● **WHAT YOU SHOULD DO**
Review the material line by line. Identify and copy every line that contains the string "Провести".

Records excerpted from a collection
%%
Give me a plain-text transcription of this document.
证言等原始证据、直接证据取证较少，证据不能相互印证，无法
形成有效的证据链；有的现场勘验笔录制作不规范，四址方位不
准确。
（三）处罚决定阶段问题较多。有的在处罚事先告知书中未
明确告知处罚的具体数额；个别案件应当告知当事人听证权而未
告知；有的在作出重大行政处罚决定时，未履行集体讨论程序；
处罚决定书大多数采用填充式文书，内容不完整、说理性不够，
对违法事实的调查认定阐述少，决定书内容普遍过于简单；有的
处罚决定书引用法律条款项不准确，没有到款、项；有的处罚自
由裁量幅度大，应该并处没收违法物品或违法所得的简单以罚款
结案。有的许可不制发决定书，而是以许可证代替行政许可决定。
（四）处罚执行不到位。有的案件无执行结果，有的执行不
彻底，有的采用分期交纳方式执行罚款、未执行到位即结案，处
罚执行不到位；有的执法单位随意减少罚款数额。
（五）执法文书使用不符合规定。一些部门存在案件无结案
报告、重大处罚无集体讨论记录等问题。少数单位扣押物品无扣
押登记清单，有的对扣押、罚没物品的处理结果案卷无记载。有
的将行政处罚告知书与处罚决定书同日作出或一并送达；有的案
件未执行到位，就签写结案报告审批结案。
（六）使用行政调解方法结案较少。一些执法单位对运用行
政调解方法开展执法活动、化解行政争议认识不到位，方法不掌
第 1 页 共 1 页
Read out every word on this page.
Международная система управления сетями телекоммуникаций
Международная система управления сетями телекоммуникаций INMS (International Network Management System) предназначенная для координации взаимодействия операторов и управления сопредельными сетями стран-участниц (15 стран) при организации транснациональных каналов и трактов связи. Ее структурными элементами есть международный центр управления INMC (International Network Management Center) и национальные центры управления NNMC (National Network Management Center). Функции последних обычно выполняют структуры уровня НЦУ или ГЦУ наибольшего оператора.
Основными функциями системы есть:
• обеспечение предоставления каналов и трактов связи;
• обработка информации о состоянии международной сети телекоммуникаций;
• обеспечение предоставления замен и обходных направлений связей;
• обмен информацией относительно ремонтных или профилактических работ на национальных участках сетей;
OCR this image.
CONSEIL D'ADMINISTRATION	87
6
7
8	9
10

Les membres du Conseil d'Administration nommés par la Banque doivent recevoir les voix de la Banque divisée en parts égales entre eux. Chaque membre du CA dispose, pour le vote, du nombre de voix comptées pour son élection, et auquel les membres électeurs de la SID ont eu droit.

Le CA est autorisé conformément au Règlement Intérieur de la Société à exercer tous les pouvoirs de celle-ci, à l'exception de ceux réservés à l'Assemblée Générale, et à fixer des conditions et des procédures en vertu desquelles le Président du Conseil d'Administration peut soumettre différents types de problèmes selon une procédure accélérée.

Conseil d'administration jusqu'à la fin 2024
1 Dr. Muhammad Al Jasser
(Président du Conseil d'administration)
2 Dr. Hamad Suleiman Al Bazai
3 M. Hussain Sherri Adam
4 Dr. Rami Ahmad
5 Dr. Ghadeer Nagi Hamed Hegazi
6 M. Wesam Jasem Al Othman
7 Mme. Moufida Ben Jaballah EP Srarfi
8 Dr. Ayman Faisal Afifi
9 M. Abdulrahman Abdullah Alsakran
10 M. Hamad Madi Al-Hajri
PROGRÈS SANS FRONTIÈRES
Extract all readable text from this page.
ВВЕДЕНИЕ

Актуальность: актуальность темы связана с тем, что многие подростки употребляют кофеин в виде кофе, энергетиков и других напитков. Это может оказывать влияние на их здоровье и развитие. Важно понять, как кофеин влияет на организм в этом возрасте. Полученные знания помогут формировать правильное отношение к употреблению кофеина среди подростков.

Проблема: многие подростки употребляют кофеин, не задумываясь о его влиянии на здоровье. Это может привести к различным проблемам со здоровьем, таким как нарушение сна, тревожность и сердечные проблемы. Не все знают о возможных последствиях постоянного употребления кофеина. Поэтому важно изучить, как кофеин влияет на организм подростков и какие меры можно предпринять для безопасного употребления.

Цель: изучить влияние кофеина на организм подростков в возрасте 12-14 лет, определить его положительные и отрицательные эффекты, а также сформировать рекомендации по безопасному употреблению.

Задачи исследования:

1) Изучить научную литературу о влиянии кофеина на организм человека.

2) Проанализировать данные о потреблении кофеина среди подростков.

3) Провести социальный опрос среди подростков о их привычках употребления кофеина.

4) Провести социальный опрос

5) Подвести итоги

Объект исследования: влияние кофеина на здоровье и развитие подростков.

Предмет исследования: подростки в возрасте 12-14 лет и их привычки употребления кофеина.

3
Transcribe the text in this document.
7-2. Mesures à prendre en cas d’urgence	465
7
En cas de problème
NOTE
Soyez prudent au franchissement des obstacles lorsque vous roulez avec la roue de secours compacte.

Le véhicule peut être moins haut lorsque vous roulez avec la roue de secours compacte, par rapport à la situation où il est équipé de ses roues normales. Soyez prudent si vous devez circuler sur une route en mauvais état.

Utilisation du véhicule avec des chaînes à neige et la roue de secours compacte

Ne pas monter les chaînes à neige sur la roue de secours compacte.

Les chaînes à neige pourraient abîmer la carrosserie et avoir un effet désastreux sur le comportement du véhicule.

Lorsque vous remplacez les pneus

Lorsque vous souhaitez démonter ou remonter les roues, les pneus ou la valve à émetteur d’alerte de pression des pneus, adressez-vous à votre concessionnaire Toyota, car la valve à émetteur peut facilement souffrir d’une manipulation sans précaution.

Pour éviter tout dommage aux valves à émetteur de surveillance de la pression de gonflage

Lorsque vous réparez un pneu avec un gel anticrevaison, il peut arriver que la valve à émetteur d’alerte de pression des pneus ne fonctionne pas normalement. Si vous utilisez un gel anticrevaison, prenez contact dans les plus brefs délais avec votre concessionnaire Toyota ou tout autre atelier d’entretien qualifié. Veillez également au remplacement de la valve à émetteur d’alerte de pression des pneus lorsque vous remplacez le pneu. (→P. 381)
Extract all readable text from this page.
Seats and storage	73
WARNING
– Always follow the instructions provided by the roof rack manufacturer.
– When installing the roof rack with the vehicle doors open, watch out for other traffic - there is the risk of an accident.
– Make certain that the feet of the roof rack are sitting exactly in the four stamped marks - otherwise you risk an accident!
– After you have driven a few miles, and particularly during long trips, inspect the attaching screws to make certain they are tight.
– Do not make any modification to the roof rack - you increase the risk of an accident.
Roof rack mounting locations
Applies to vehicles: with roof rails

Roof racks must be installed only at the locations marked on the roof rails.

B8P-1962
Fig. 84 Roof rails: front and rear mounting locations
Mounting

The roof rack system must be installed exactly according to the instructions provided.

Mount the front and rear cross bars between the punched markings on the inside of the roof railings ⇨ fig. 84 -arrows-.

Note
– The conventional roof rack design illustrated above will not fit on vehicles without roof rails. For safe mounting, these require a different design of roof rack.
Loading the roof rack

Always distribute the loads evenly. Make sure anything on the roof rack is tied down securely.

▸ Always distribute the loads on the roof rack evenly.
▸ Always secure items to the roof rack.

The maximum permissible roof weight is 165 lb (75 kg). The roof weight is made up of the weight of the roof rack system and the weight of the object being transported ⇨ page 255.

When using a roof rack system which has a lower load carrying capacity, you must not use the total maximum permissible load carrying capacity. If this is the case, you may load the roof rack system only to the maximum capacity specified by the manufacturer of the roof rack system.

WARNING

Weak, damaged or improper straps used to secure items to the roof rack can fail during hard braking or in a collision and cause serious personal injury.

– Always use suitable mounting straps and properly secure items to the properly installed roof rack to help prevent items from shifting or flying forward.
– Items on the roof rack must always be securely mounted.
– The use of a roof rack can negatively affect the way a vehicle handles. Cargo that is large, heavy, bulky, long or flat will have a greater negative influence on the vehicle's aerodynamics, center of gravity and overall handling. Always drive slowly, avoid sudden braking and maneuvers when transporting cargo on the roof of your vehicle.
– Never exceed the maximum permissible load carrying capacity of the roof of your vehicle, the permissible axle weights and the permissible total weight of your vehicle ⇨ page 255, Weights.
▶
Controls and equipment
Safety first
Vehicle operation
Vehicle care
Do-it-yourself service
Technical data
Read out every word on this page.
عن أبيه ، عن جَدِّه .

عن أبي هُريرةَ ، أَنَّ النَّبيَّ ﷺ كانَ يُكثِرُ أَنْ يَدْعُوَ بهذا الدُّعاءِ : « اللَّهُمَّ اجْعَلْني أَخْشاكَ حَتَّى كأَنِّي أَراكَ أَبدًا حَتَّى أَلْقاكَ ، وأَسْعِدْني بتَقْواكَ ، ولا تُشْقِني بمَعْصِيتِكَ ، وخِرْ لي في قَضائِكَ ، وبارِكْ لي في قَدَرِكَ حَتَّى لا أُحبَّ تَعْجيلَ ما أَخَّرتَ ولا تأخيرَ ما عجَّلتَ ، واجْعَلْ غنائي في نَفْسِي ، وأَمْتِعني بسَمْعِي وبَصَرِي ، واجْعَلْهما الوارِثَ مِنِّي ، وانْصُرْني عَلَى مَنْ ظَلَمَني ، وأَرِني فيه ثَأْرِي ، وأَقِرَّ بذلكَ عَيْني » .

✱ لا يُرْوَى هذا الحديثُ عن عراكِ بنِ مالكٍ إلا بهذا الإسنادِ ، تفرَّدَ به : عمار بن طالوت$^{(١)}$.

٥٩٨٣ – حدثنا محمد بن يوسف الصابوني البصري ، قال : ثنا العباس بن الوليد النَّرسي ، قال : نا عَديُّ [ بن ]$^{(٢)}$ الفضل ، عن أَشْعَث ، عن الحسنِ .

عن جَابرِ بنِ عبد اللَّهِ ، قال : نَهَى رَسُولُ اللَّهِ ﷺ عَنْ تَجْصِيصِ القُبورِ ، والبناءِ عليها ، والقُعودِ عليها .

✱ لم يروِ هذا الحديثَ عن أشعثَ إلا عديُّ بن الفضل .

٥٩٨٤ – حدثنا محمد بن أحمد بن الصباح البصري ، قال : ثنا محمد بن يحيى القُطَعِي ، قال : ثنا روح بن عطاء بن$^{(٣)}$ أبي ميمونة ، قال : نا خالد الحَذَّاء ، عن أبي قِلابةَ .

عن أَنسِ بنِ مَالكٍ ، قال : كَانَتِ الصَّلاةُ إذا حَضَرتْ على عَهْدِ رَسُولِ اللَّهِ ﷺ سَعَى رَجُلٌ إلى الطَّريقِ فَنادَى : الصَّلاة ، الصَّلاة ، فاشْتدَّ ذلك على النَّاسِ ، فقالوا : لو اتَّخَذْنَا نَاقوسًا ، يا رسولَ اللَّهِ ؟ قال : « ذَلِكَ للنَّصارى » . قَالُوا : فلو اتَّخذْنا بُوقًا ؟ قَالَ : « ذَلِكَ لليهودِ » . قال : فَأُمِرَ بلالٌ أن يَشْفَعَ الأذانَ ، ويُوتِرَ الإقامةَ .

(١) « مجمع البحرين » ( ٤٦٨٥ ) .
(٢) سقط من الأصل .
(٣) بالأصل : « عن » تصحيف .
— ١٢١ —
%%
● **EXERCISE RESULT**
3) Провести социальный опрос среди подростков о их привычках употребления кофеина.
4) Провести социальный опрос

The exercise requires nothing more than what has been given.